[start]

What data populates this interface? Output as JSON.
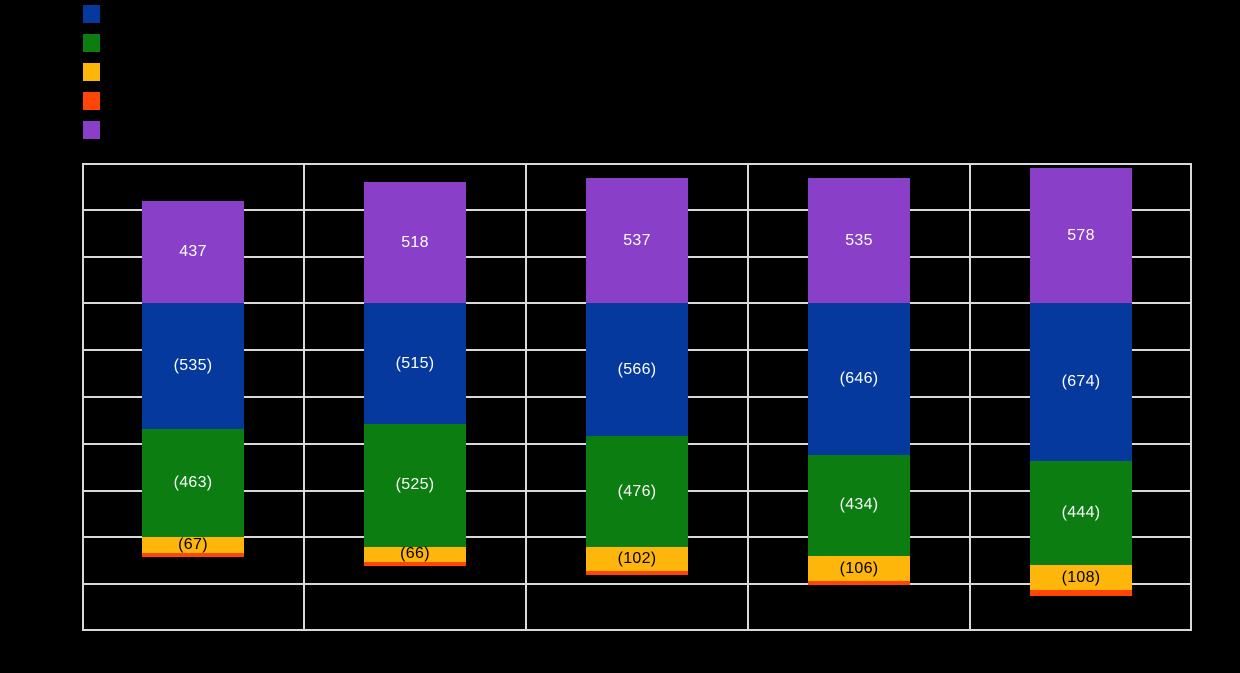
{
  "background_color": "#000000",
  "legend": {
    "position": "top-left",
    "items": [
      {
        "name": "series-blue",
        "color": "#05399D"
      },
      {
        "name": "series-green",
        "color": "#0B7D11"
      },
      {
        "name": "series-yellow",
        "color": "#FFB60A"
      },
      {
        "name": "series-red",
        "color": "#FF4508"
      },
      {
        "name": "series-purple",
        "color": "#8A3FC9"
      }
    ]
  },
  "chart_data": {
    "type": "bar",
    "stacked": true,
    "title": "",
    "xlabel": "",
    "ylabel": "",
    "categories": [
      "",
      "",
      "",
      "",
      ""
    ],
    "series": [
      {
        "name": "series-blue",
        "color": "#05399D",
        "label_color": "#FFFFFF",
        "values": [
          -535,
          -515,
          -566,
          -646,
          -674
        ],
        "labels": [
          "(535)",
          "(515)",
          "(566)",
          "(646)",
          "(674)"
        ]
      },
      {
        "name": "series-green",
        "color": "#0B7D11",
        "label_color": "#FFFFFF",
        "values": [
          -463,
          -525,
          -476,
          -434,
          -444
        ],
        "labels": [
          "(463)",
          "(525)",
          "(476)",
          "(434)",
          "(444)"
        ]
      },
      {
        "name": "series-yellow",
        "color": "#FFB60A",
        "label_color": "#000000",
        "values": [
          -67,
          -66,
          -102,
          -106,
          -108
        ],
        "labels": [
          "(67)",
          "(66)",
          "(102)",
          "(106)",
          "(108)"
        ]
      },
      {
        "name": "series-red",
        "color": "#FF4508",
        "label_color": "#FFFFFF",
        "values": [
          -18,
          -17,
          -18,
          -17,
          -23
        ],
        "labels": [
          "",
          "",
          "",
          "",
          ""
        ]
      },
      {
        "name": "series-purple",
        "color": "#8A3FC9",
        "label_color": "#FFFFFF",
        "values": [
          437,
          518,
          537,
          535,
          578
        ],
        "labels": [
          "437",
          "518",
          "537",
          "535",
          "578"
        ]
      }
    ],
    "ylim": [
      -1400,
      600
    ],
    "ytick_step": 200,
    "grid": true,
    "grid_color": "#D9D9D9",
    "plot_background": "#000000",
    "legend_position": "top-left"
  }
}
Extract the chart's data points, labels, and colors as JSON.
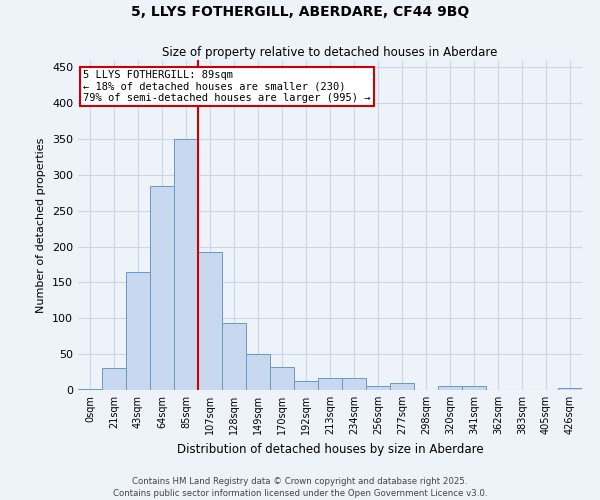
{
  "title_line1": "5, LLYS FOTHERGILL, ABERDARE, CF44 9BQ",
  "title_line2": "Size of property relative to detached houses in Aberdare",
  "xlabel": "Distribution of detached houses by size in Aberdare",
  "ylabel": "Number of detached properties",
  "bar_color": "#c8d8ee",
  "bar_edge_color": "#6699cc",
  "grid_color": "#c8d8e8",
  "background_color": "#eef3fa",
  "fig_background_color": "#eef3fa",
  "categories": [
    "0sqm",
    "21sqm",
    "43sqm",
    "64sqm",
    "85sqm",
    "107sqm",
    "128sqm",
    "149sqm",
    "170sqm",
    "192sqm",
    "213sqm",
    "234sqm",
    "256sqm",
    "277sqm",
    "298sqm",
    "320sqm",
    "341sqm",
    "362sqm",
    "383sqm",
    "405sqm",
    "426sqm"
  ],
  "values": [
    2,
    30,
    165,
    285,
    350,
    193,
    93,
    50,
    32,
    12,
    17,
    17,
    6,
    10,
    0,
    5,
    5,
    0,
    0,
    0,
    3
  ],
  "vline_color": "#cc0000",
  "vline_x": 4.5,
  "annotation_text": "5 LLYS FOTHERGILL: 89sqm\n← 18% of detached houses are smaller (230)\n79% of semi-detached houses are larger (995) →",
  "annotation_box_color": "#ffffff",
  "annotation_box_edge": "#cc0000",
  "ylim": [
    0,
    460
  ],
  "yticks": [
    0,
    50,
    100,
    150,
    200,
    250,
    300,
    350,
    400,
    450
  ],
  "footer_line1": "Contains HM Land Registry data © Crown copyright and database right 2025.",
  "footer_line2": "Contains public sector information licensed under the Open Government Licence v3.0."
}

[end]

### Exercise
Tally the lines in the records above that contain the word "houses", and give only that number.

### Task answer
3